## OBJECTIVE
Repeat the material exactly, every line of it.

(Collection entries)
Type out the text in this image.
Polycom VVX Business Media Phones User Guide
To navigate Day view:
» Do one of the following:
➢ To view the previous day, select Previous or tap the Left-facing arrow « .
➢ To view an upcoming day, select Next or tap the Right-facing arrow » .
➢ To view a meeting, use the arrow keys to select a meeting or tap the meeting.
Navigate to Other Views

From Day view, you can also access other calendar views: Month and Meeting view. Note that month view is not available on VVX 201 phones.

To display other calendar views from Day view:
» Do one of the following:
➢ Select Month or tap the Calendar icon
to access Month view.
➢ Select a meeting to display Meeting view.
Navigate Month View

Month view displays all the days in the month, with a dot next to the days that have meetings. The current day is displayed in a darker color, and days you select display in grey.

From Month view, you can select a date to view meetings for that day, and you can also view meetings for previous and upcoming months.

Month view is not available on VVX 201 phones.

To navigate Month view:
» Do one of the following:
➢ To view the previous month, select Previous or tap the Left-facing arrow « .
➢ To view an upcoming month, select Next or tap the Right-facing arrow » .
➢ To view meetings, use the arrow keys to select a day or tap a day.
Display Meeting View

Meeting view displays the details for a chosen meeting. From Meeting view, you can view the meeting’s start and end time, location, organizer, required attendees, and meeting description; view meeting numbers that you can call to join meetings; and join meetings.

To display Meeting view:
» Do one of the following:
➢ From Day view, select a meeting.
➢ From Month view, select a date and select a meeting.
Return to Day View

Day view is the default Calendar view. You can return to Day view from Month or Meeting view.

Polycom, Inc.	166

## EXERCISE SOLUTION
Type out the text in this image.
Polycom VVX Business Media Phones User Guide
To navigate Day view:
» Do one of the following:
➢ To view the previous day, select Previous or tap the Left-facing arrow « .
➢ To view an upcoming day, select Next or tap the Right-facing arrow » .
➢ To view a meeting, use the arrow keys to select a meeting or tap the meeting.
Navigate to Other Views

From Day view, you can also access other calendar views: Month and Meeting view. Note that month view is not available on VVX 201 phones.

To display other calendar views from Day view:
» Do one of the following:
➢ Select Month or tap the Calendar icon
to access Month view.
➢ Select a meeting to display Meeting view.
Navigate Month View

Month view displays all the days in the month, with a dot next to the days that have meetings. The current day is displayed in a darker color, and days you select display in grey.

From Month view, you can select a date to view meetings for that day, and you can also view meetings for previous and upcoming months.

Month view is not available on VVX 201 phones.

To navigate Month view:
» Do one of the following:
➢ To view the previous month, select Previous or tap the Left-facing arrow « .
➢ To view an upcoming month, select Next or tap the Right-facing arrow » .
➢ To view meetings, use the arrow keys to select a day or tap a day.
Display Meeting View

Meeting view displays the details for a chosen meeting. From Meeting view, you can view the meeting’s start and end time, location, organizer, required attendees, and meeting description; view meeting numbers that you can call to join meetings; and join meetings.

To display Meeting view:
» Do one of the following:
➢ From Day view, select a meeting.
➢ From Month view, select a date and select a meeting.
Return to Day View

Day view is the default Calendar view. You can return to Day view from Month or Meeting view.

Polycom, Inc.	166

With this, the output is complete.